[Exercise input start]

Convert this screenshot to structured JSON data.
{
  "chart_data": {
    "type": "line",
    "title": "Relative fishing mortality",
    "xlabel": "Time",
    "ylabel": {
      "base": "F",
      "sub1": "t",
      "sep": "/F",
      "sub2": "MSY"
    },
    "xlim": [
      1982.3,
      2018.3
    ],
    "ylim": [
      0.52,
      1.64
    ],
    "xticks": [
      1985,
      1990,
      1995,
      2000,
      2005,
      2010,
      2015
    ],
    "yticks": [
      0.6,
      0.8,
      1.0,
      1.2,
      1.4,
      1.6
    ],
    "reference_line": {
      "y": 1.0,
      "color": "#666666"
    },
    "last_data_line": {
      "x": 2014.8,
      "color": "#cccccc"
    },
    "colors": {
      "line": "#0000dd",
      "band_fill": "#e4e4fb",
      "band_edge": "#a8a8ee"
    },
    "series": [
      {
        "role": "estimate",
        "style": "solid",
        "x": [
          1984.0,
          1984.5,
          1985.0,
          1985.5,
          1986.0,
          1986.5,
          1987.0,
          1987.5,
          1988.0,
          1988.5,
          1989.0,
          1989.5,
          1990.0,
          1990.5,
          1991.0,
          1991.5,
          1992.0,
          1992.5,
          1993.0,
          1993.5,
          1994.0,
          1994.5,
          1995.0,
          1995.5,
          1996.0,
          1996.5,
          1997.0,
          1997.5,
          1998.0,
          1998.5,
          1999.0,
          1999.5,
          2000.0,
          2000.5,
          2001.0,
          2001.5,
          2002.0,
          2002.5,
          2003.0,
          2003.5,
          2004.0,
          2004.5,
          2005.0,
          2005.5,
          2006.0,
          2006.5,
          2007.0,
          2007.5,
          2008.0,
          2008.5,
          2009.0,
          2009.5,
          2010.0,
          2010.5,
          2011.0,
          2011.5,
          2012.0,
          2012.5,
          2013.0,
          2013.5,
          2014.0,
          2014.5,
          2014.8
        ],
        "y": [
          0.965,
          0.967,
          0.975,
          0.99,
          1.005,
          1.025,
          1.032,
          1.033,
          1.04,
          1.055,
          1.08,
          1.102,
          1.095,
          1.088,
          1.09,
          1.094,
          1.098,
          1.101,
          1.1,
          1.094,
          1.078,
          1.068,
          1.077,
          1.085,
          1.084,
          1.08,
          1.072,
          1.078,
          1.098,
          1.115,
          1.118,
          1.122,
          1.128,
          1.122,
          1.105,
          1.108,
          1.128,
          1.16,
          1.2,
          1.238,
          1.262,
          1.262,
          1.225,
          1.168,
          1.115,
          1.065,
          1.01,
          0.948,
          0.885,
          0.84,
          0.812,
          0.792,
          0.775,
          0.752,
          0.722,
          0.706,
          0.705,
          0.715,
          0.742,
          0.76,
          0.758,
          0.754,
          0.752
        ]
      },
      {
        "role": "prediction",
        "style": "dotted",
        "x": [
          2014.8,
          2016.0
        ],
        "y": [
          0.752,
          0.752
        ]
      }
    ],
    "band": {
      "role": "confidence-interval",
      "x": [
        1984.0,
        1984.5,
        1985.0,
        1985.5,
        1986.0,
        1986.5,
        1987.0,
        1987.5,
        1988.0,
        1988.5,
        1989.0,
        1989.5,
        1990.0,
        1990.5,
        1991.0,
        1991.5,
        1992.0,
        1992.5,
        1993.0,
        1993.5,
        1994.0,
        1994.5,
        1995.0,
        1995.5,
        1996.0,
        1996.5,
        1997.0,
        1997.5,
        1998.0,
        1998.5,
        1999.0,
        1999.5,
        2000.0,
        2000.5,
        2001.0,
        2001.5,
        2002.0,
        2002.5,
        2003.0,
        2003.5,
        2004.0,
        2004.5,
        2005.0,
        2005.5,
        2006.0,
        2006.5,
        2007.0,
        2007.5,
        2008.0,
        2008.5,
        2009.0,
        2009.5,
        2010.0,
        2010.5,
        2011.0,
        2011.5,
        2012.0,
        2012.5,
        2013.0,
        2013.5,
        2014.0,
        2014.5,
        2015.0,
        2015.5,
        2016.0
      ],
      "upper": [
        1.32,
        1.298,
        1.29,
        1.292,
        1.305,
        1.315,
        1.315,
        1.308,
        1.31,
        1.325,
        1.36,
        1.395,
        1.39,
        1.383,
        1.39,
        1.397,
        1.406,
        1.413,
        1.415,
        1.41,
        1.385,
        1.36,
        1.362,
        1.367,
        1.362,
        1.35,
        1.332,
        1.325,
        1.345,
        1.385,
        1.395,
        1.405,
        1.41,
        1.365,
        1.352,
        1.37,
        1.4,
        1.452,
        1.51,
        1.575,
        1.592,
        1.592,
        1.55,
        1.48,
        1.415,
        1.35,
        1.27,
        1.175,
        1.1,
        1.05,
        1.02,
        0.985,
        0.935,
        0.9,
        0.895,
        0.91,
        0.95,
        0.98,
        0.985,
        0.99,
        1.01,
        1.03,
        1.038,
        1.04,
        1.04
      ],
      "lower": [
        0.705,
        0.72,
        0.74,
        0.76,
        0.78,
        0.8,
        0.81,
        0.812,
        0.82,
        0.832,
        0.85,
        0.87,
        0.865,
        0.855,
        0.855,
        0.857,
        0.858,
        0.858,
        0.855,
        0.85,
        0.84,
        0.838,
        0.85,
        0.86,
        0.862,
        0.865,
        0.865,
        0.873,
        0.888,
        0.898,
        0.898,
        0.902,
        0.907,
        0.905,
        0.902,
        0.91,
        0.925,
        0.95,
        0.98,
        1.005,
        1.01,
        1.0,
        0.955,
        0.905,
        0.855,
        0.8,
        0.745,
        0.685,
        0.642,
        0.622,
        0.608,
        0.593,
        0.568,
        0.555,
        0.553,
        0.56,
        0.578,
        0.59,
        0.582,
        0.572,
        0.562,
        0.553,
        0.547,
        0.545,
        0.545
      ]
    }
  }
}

[Exercise input end]

#### Directions:
Scan the listing above and identify each line holding the string "role"; copy every such line.

#### Response below:
        "role": "estimate",
        "role": "prediction",
      "role": "confidence-interval",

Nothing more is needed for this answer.